(Dataset items)
/---

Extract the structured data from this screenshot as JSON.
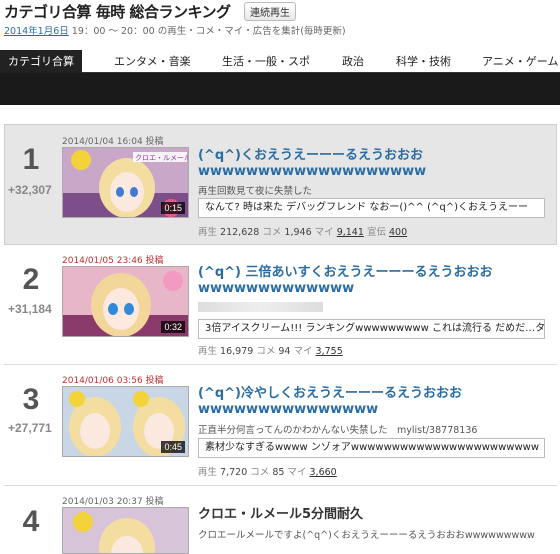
{
  "header": {
    "title": "カテゴリ合算 毎時 総合ランキング",
    "continuous_play": "連続再生",
    "date": "2014年1月6日",
    "subline_rest": " 19：00 〜 20：00 の再生・コメ・マイ・広告を集計(毎時更新)"
  },
  "tabs": [
    "カテゴリ合算",
    "エンタメ・音楽",
    "生活・一般・スポ",
    "政治",
    "科学・技術",
    "アニメ・ゲーム"
  ],
  "entries": [
    {
      "rank": "1",
      "delta": "+32,307",
      "posted": "2014/01/04 16:04 投稿",
      "duration": "0:15",
      "title": "(^q^)くおえうえーーーるえうおおおwwwwwwwwwwwwwwwwwww",
      "desc": "再生回数見て夜に失禁した",
      "comment": "なんて? 時は来た デバッグフレンド なおー()^^ (^q^)くおえうえーー",
      "stats": {
        "play_label": "再生",
        "play": "212,628",
        "comment_label": "コメ",
        "comments": "1,946",
        "mylist_label": "マイ",
        "mylist": "9,141",
        "ad_label": "宣伝",
        "ads": "400"
      }
    },
    {
      "rank": "2",
      "delta": "+31,184",
      "posted": "2014/01/05 23:46 投稿",
      "duration": "0:32",
      "title": "(^q^) 三倍あいすくおえうえーーーるえうおおおwwwwwwwwwwwww",
      "comment": "3倍アイスクリーム!!! ランキングwwwwwwwww これは流行る だめだ…タイ",
      "stats": {
        "play_label": "再生",
        "play": "16,979",
        "comment_label": "コメ",
        "comments": "94",
        "mylist_label": "マイ",
        "mylist": "3,755"
      }
    },
    {
      "rank": "3",
      "delta": "+27,771",
      "posted": "2014/01/06 03:56 投稿",
      "duration": "0:45",
      "title": "(^q^)冷やしくおえうえーーーるえうおおおwwwwwwwwwwwwwww",
      "desc": "正直半分何言ってんのかわかんない失禁した　mylist/38778136",
      "comment": "素材少なすぎるwwww ンゾォアwwwwwwwwwwwwwwwwwwwwwww",
      "stats": {
        "play_label": "再生",
        "play": "7,720",
        "comment_label": "コメ",
        "comments": "85",
        "mylist_label": "マイ",
        "mylist": "3,660"
      }
    },
    {
      "rank": "4",
      "posted": "2014/01/03 20:37 投稿",
      "title": "クロエ・ルメール5分間耐久",
      "desc": "クロエールメールですよ(^q^)くおえうえーーーるえうおおおwwwwwwwww"
    }
  ],
  "thumb_caption": "クロエ・ルメール",
  "colors": {
    "link": "#2b6da3",
    "posted_recent": "#c03030",
    "tab_bar": "#222222",
    "highlight_row": "#e6e6e6"
  }
}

\---

● **TASK REQUIREMENTS**
Pictures stay out; reproduce every line of the records exactly.

● **FULL ANSWER**
Extract the structured data from this screenshot as JSON.
{
  "header": {
    "title": "カテゴリ合算 毎時 総合ランキング",
    "continuous_play": "連続再生",
    "date": "2014年1月6日",
    "subline_rest": " 19：00 〜 20：00 の再生・コメ・マイ・広告を集計(毎時更新)"
  },
  "tabs": [
    "カテゴリ合算",
    "エンタメ・音楽",
    "生活・一般・スポ",
    "政治",
    "科学・技術",
    "アニメ・ゲーム"
  ],
  "entries": [
    {
      "rank": "1",
      "delta": "+32,307",
      "posted": "2014/01/04 16:04 投稿",
      "duration": "0:15",
      "title": "(^q^)くおえうえーーーるえうおおおwwwwwwwwwwwwwwwwwww",
      "desc": "再生回数見て夜に失禁した",
      "comment": "なんて? 時は来た デバッグフレンド なおー()^^ (^q^)くおえうえーー",
      "stats": {
        "play_label": "再生",
        "play": "212,628",
        "comment_label": "コメ",
        "comments": "1,946",
        "mylist_label": "マイ",
        "mylist": "9,141",
        "ad_label": "宣伝",
        "ads": "400"
      }
    },
    {
      "rank": "2",
      "delta": "+31,184",
      "posted": "2014/01/05 23:46 投稿",
      "duration": "0:32",
      "title": "(^q^) 三倍あいすくおえうえーーーるえうおおおwwwwwwwwwwwww",
      "comment": "3倍アイスクリーム!!! ランキングwwwwwwwww これは流行る だめだ…タイ",
      "stats": {
        "play_label": "再生",
        "play": "16,979",
        "comment_label": "コメ",
        "comments": "94",
        "mylist_label": "マイ",
        "mylist": "3,755"
      }
    },
    {
      "rank": "3",
      "delta": "+27,771",
      "posted": "2014/01/06 03:56 投稿",
      "duration": "0:45",
      "title": "(^q^)冷やしくおえうえーーーるえうおおおwwwwwwwwwwwwwww",
      "desc": "正直半分何言ってんのかわかんない失禁した　mylist/38778136",
      "comment": "素材少なすぎるwwww ンゾォアwwwwwwwwwwwwwwwwwwwwwww",
      "stats": {
        "play_label": "再生",
        "play": "7,720",
        "comment_label": "コメ",
        "comments": "85",
        "mylist_label": "マイ",
        "mylist": "3,660"
      }
    },
    {
      "rank": "4",
      "posted": "2014/01/03 20:37 投稿",
      "title": "クロエ・ルメール5分間耐久",
      "desc": "クロエールメールですよ(^q^)くおえうえーーーるえうおおおwwwwwwwww"
    }
  ],
  "thumb_caption": "クロエ・ルメール",
  "colors": {
    "link": "#2b6da3",
    "posted_recent": "#c03030",
    "tab_bar": "#222222",
    "highlight_row": "#e6e6e6"
  }
}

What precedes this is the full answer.